Task objective
Find the line that contains "Output a JSON"; then retype it and each line after it, exactly, through the final line of the data below.

........

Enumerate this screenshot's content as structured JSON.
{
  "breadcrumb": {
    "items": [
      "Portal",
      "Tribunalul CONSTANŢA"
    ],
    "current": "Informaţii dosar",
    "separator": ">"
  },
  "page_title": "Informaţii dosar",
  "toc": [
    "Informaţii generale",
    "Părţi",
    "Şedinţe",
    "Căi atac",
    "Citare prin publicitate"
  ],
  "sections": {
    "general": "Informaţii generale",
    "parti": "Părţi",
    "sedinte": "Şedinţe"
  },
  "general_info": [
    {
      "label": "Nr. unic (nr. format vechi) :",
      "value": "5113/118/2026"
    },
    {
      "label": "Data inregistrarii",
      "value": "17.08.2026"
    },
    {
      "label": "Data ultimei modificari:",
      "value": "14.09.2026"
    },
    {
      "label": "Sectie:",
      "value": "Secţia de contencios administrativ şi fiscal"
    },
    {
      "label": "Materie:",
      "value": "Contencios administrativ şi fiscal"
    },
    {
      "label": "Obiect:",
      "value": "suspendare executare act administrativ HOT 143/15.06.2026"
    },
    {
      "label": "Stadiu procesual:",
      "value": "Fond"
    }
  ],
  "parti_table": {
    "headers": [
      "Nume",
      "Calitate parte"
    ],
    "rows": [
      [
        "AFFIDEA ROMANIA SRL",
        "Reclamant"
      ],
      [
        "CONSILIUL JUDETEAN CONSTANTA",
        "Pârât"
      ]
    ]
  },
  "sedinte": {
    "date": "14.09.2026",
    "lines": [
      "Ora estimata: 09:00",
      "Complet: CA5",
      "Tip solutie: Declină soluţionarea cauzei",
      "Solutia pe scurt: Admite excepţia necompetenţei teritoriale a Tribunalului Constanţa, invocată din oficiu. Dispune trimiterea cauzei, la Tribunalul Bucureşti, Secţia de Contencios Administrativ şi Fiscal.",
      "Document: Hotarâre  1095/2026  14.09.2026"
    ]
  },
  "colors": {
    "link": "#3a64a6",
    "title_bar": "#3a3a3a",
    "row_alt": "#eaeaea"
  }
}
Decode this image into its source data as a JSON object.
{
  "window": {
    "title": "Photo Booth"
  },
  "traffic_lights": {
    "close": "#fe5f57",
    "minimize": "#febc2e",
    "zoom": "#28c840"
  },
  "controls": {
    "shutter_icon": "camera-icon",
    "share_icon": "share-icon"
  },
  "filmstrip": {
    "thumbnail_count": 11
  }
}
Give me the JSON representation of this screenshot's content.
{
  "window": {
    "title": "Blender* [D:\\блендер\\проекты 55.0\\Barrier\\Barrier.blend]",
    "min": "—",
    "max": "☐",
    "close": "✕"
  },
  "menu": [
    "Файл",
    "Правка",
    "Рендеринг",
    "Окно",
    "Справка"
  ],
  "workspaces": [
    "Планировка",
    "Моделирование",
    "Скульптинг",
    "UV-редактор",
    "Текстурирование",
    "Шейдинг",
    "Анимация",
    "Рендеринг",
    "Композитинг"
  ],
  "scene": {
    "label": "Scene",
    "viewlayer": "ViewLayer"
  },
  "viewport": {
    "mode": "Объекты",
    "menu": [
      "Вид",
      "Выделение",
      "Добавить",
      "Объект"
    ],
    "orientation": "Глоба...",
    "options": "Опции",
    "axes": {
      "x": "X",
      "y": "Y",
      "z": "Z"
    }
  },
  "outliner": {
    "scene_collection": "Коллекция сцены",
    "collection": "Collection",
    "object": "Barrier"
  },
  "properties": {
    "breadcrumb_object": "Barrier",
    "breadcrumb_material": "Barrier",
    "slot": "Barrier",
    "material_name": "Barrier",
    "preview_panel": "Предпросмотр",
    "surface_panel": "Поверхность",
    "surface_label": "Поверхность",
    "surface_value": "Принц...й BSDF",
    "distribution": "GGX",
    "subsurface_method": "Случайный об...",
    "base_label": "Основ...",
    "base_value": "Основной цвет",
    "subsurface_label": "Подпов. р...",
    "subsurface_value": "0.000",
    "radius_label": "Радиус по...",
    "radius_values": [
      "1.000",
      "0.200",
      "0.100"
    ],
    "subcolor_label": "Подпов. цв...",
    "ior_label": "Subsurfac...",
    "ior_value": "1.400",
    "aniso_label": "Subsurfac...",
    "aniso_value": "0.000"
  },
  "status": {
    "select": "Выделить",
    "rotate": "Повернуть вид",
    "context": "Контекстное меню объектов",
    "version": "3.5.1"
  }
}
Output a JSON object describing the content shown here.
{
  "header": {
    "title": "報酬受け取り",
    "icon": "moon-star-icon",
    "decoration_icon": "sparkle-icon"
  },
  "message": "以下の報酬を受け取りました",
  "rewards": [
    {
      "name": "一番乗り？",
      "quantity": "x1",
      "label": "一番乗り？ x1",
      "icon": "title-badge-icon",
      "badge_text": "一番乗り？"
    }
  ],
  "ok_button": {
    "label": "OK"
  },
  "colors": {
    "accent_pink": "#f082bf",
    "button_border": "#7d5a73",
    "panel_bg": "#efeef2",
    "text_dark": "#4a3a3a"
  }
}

........

Solution below
Output a JSON object describing the content shown here.
{
  "header": {
    "title": "報酬受け取り",
    "icon": "moon-star-icon",
    "decoration_icon": "sparkle-icon"
  },
  "message": "以下の報酬を受け取りました",
  "rewards": [
    {
      "name": "一番乗り？",
      "quantity": "x1",
      "label": "一番乗り？ x1",
      "icon": "title-badge-icon",
      "badge_text": "一番乗り？"
    }
  ],
  "ok_button": {
    "label": "OK"
  },
  "colors": {
    "accent_pink": "#f082bf",
    "button_border": "#7d5a73",
    "panel_bg": "#efeef2",
    "text_dark": "#4a3a3a"
  }
}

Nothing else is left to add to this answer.